Stored data:
····················

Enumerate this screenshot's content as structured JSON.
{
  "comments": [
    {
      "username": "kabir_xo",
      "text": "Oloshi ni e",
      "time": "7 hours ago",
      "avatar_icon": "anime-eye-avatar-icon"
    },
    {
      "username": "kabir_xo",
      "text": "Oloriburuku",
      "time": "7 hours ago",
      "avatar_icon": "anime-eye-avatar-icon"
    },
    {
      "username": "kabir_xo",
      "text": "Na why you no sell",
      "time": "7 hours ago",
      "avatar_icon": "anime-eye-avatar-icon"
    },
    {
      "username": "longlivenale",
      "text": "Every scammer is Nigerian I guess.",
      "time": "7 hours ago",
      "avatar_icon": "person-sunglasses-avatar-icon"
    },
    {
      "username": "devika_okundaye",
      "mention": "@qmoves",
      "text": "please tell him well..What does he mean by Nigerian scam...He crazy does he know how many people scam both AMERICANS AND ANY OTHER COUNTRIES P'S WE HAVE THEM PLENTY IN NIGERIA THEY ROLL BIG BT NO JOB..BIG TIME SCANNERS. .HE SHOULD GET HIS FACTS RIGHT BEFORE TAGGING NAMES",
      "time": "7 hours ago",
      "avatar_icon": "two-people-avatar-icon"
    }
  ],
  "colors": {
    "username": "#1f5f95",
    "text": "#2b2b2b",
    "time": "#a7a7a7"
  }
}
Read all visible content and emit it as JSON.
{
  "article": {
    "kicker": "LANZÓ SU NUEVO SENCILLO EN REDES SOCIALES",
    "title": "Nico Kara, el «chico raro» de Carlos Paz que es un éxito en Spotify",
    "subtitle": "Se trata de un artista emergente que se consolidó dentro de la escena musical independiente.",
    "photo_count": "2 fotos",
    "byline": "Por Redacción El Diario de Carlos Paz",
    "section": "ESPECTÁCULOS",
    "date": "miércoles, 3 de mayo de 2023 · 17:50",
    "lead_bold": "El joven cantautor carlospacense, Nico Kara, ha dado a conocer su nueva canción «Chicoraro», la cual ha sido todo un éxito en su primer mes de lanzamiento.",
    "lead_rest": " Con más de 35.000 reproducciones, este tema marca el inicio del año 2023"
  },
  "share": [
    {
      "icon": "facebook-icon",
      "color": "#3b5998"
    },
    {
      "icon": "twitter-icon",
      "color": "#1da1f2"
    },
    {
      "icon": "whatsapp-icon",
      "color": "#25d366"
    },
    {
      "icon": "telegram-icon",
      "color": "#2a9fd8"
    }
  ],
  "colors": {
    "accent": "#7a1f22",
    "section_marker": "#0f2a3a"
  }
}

····················

What this task involves: From the entries above, return each line with the word "Nico" in it.

The completed task:
    "title": "Nico Kara, el «chico raro» de Carlos Paz que es un éxito en Spotify",
    "lead_bold": "El joven cantautor carlospacense, Nico Kara, ha dado a conocer su nueva canción «Chicoraro», la cual ha sido todo un éxito en su primer mes de lanzamiento.",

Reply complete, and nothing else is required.